> Instructions for the task
From the entries that follow, copy each line in which "cavidad" appears.

> Extracted data
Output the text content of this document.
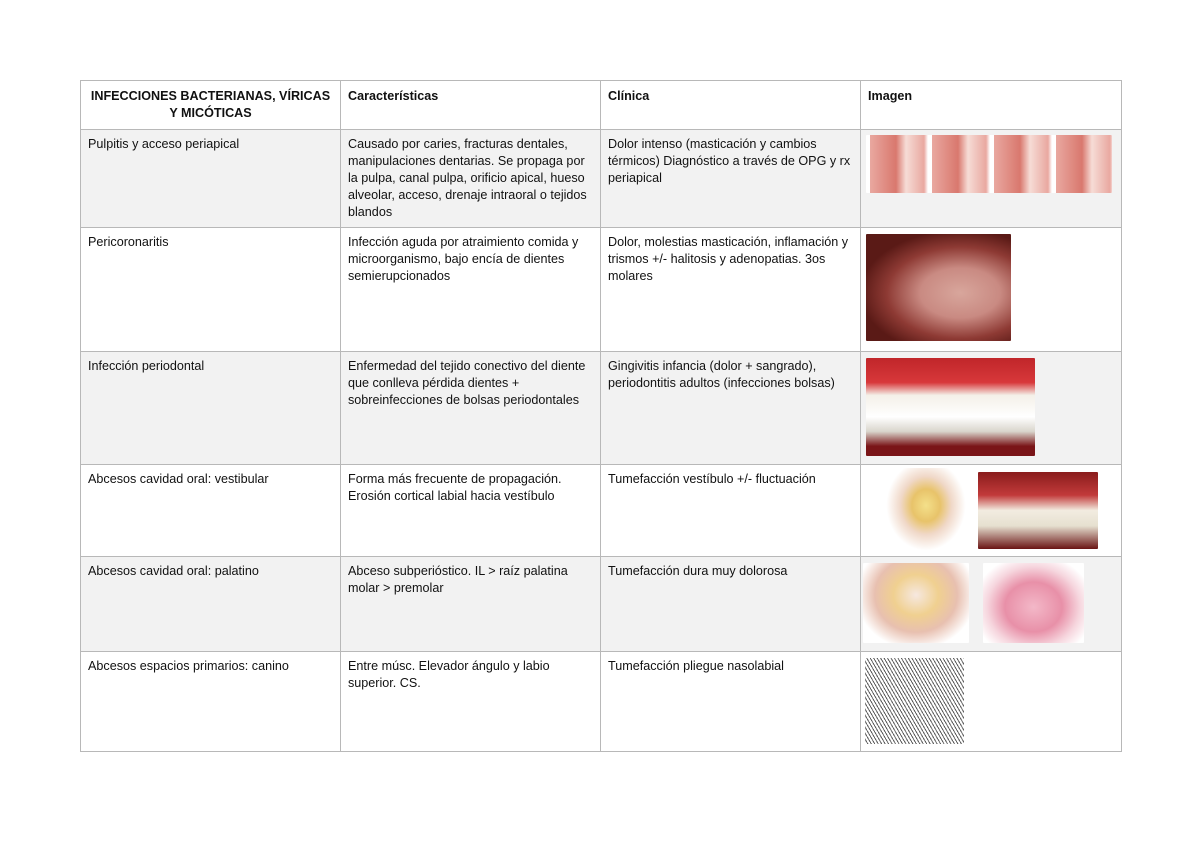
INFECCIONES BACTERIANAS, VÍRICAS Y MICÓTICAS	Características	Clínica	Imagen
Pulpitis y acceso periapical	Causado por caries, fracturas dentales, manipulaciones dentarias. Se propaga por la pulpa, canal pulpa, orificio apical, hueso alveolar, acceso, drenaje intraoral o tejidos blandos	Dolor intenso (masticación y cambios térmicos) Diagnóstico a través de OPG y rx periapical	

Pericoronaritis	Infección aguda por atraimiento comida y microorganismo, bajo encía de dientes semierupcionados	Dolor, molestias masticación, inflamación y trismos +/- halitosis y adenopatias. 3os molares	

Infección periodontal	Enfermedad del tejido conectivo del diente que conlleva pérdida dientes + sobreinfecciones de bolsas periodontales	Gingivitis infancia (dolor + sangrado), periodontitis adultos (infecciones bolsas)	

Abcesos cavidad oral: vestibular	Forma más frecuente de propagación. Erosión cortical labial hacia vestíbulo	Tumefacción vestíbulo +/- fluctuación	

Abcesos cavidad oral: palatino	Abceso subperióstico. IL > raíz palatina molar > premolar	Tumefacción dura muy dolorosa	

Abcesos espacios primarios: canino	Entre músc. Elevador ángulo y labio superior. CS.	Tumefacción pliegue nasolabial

> Solution for this exercise
Abcesos cavidad oral: vestibular	Forma más frecuente de propagación. Erosión cortical labial hacia vestíbulo	Tumefacción vestíbulo +/- fluctuación	
Abcesos cavidad oral: palatino	Abceso subperióstico. IL > raíz palatina molar > premolar	Tumefacción dura muy dolorosa	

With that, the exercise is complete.